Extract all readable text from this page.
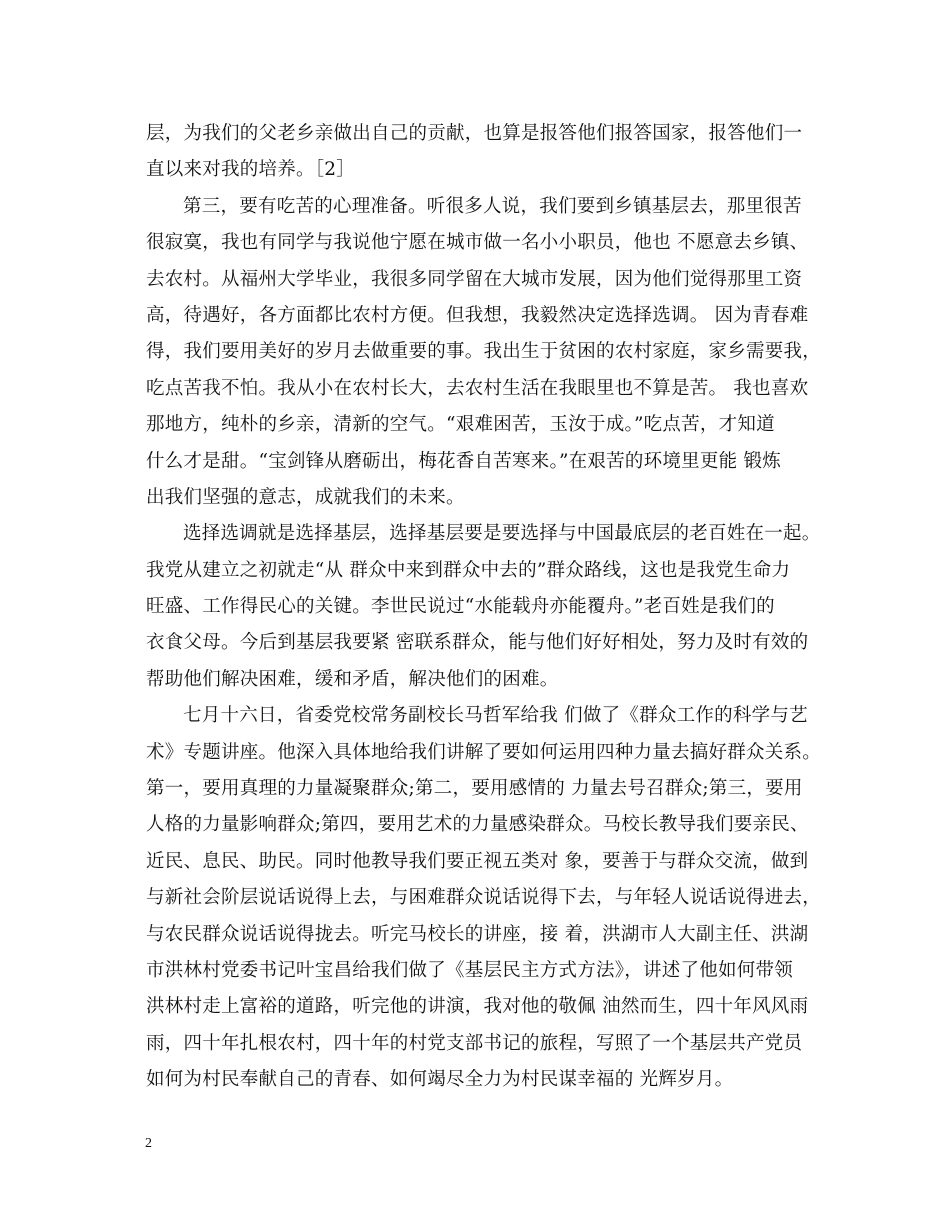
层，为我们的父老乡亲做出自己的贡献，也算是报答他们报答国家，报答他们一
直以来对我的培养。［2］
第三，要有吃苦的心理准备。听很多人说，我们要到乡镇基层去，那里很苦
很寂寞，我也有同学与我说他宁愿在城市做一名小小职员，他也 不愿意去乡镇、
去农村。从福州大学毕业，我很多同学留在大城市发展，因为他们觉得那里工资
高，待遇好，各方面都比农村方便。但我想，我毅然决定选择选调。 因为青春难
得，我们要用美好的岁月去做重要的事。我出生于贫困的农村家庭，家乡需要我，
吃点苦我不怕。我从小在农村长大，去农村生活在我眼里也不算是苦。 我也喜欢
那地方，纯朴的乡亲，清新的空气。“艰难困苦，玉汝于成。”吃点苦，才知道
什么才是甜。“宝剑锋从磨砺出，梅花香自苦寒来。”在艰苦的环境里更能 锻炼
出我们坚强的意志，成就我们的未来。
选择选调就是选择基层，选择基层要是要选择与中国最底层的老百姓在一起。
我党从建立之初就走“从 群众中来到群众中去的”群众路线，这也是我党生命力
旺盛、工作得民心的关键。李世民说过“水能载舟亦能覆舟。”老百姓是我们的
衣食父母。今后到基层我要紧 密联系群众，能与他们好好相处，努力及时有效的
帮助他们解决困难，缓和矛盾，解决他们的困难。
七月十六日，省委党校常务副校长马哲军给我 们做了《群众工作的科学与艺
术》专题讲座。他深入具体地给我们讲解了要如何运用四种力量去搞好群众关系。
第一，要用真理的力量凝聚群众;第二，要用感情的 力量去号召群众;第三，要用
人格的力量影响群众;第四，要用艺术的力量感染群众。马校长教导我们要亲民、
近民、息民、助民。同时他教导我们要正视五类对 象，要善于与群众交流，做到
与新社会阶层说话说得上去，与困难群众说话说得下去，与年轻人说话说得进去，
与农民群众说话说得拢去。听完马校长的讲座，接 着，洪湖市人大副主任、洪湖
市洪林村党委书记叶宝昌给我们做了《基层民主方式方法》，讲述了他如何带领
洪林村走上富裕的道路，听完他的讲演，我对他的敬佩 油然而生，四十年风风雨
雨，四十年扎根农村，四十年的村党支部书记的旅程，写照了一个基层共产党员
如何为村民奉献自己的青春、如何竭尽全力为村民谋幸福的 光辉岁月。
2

──────────────────────────────

▶ **Set exercise**: Quote the records above exactly, leaving out any pictures.

▶ **Output for this exercise**:
Extract all readable text from this page.
层，为我们的父老乡亲做出自己的贡献，也算是报答他们报答国家，报答他们一
直以来对我的培养。［2］
第三，要有吃苦的心理准备。听很多人说，我们要到乡镇基层去，那里很苦
很寂寞，我也有同学与我说他宁愿在城市做一名小小职员，他也 不愿意去乡镇、
去农村。从福州大学毕业，我很多同学留在大城市发展，因为他们觉得那里工资
高，待遇好，各方面都比农村方便。但我想，我毅然决定选择选调。 因为青春难
得，我们要用美好的岁月去做重要的事。我出生于贫困的农村家庭，家乡需要我，
吃点苦我不怕。我从小在农村长大，去农村生活在我眼里也不算是苦。 我也喜欢
那地方，纯朴的乡亲，清新的空气。“艰难困苦，玉汝于成。”吃点苦，才知道
什么才是甜。“宝剑锋从磨砺出，梅花香自苦寒来。”在艰苦的环境里更能 锻炼
出我们坚强的意志，成就我们的未来。
选择选调就是选择基层，选择基层要是要选择与中国最底层的老百姓在一起。
我党从建立之初就走“从 群众中来到群众中去的”群众路线，这也是我党生命力
旺盛、工作得民心的关键。李世民说过“水能载舟亦能覆舟。”老百姓是我们的
衣食父母。今后到基层我要紧 密联系群众，能与他们好好相处，努力及时有效的
帮助他们解决困难，缓和矛盾，解决他们的困难。
七月十六日，省委党校常务副校长马哲军给我 们做了《群众工作的科学与艺
术》专题讲座。他深入具体地给我们讲解了要如何运用四种力量去搞好群众关系。
第一，要用真理的力量凝聚群众;第二，要用感情的 力量去号召群众;第三，要用
人格的力量影响群众;第四，要用艺术的力量感染群众。马校长教导我们要亲民、
近民、息民、助民。同时他教导我们要正视五类对 象，要善于与群众交流，做到
与新社会阶层说话说得上去，与困难群众说话说得下去，与年轻人说话说得进去，
与农民群众说话说得拢去。听完马校长的讲座，接 着，洪湖市人大副主任、洪湖
市洪林村党委书记叶宝昌给我们做了《基层民主方式方法》，讲述了他如何带领
洪林村走上富裕的道路，听完他的讲演，我对他的敬佩 油然而生，四十年风风雨
雨，四十年扎根农村，四十年的村党支部书记的旅程，写照了一个基层共产党员
如何为村民奉献自己的青春、如何竭尽全力为村民谋幸福的 光辉岁月。
2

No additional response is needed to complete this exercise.